Capstone Symposium Held for Human Rights Students
Yale College’s Multidisciplinary Academic Program in Human Rights (MAPHR) convened its first annual Senior Capstone Symposium on Monday, May 1, 2017. The fifteen graduating seniors in the Program presented their capstone projects—the equivalent of a senior thesis—to an audience of fellow Human Rights Scholars, professors, advisors, and friends.
The projects reflected a diversity of topics, disciplines, modes of thought, and approaches to advocacy that the students have been exploring for the past two years in the Program. Students explored the promise and threat for public education of low-fee U.S.-based, for-profit education companies in Uganda; evaluated the work of the Essmart Global's Smart Farmer Association in distributing financial services and agricultural techniques in Tamil Nadu, India; and developed a blueprint for helping the International Organization of Migration better protect against human trafficking in post-crisis situations in the Middle East and North Africa.
Topics spanned international issues of concern and domestic U.S. problems. These, included a powerful account of reparative justice in response to punitive drug policies in New York State, an online tool to connect refugee families in New Haven with local services, a synthesis of harms done to human beings and to nature by corporations’ polluting industrial practices in communities along Indiana's south shore of Lake Michigan, and a series of published op-ed pieces exploring the rhetoric of the 2016 presidential campaign and the days following the election.

Items from a dataset:
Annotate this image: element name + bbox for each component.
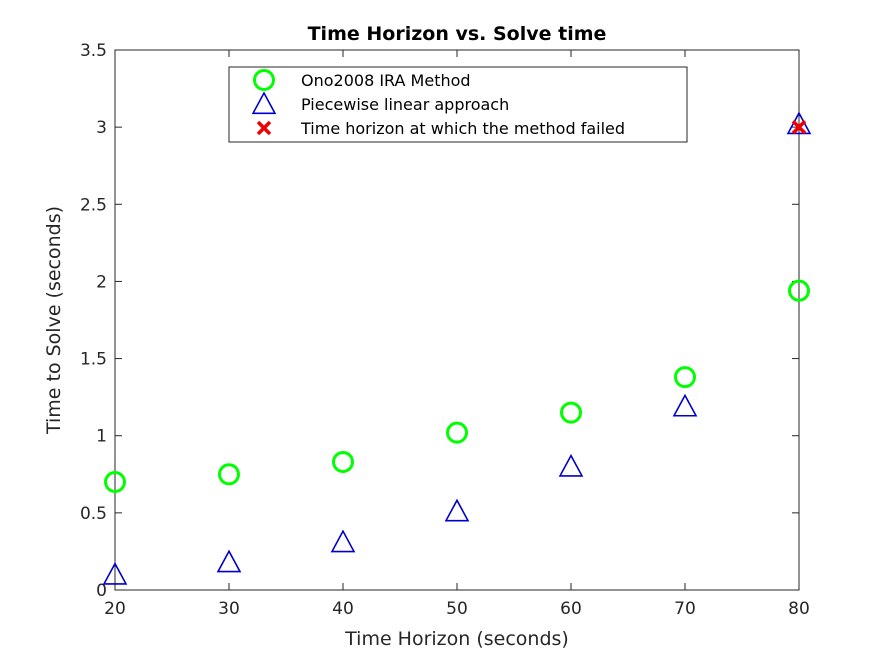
y-tick-label: 3.5 [80, 41, 107, 61]
x-tick-label: 80 [788, 599, 810, 619]
x-tick-label: 20 [104, 599, 126, 619]
piecewise-point [216, 549, 242, 573]
ono2008-point [104, 471, 126, 493]
legend-label: Time horizon at which the method failed [300, 119, 625, 138]
legend-marker-piecewise-point [251, 91, 277, 115]
ono2008-point [446, 421, 468, 444]
y-tick-label: 2 [96, 272, 107, 292]
legend-marker-failed-point [256, 120, 272, 136]
chart-title: Time Horizon vs. Solve time [308, 23, 607, 45]
y-tick-label: 3 [96, 118, 107, 138]
legend-box [228, 66, 688, 143]
x-tick-label: 60 [560, 599, 582, 619]
x-tick-label: 70 [674, 599, 696, 619]
ono2008-point [674, 366, 696, 389]
data-marks [102, 111, 812, 585]
y-tick-label: 1 [96, 427, 107, 447]
x-tick-label: 50 [446, 599, 468, 619]
legend-label: Piecewise linear approach [301, 95, 509, 114]
x-axis-label: Time Horizon (seconds) [344, 628, 569, 650]
failed-point-stroke [791, 119, 807, 135]
piecewise-point [102, 561, 128, 585]
y-tick-label: 0 [96, 581, 107, 601]
x-tick-label: 40 [332, 599, 354, 619]
ono2008-point [332, 450, 354, 473]
ono2008-point [218, 463, 240, 486]
y-axis-label: Time to Solve (seconds) [43, 206, 65, 435]
ono2008-point [788, 279, 810, 302]
piecewise-point [330, 529, 356, 553]
legend-marker-failed-point-stroke [256, 120, 272, 136]
piecewise-point [558, 453, 584, 477]
piecewise-point [444, 498, 470, 522]
y-tick-label: 0.5 [80, 504, 107, 524]
y-tick-label: 2.5 [80, 195, 107, 215]
legend-marker-ono2008-point [253, 69, 275, 91]
ono2008-point [560, 401, 582, 424]
x-tick-label: 30 [218, 599, 240, 619]
legend-label: Ono2008 IRA Method [301, 71, 471, 90]
failed-point [791, 119, 807, 135]
piecewise-point [672, 393, 698, 417]
legend: Ono2008 IRA Method Piecewise linear appro… [228, 66, 688, 143]
axis-ticks: 20 30 40 50 60 70 80 0 0.5 1 1.5 2 2.5 3 3.5 [80, 41, 810, 619]
y-tick-label: 1.5 [80, 350, 107, 370]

--- Written request A ---
According to the symposium article, which groups made up the audience for the capstone presentations? List each one.
--- Written request B ---
Write out the stretch of the symposium article from "The projects reflected" through "and North Africa.".

--- Complete output A ---
- Fellow Human Rights Scholars
- Professors
- Advisors
- Friends

--- Complete output B ---
The projects reflected a diversity of topics, disciplines, modes of thought, and approaches to advocacy that the students have been exploring for the past two years in the Program. Students explored the promise and threat for public education of low-fee U.S.-based, for-profit education companies in Uganda; evaluated the work of the Essmart Global's Smart Farmer Association in distributing financial services and agricultural techniques in Tamil Nadu, India; and developed a blueprint for helping the International Organization of Migration better protect against human trafficking in post-crisis situations in the Middle East and North Africa.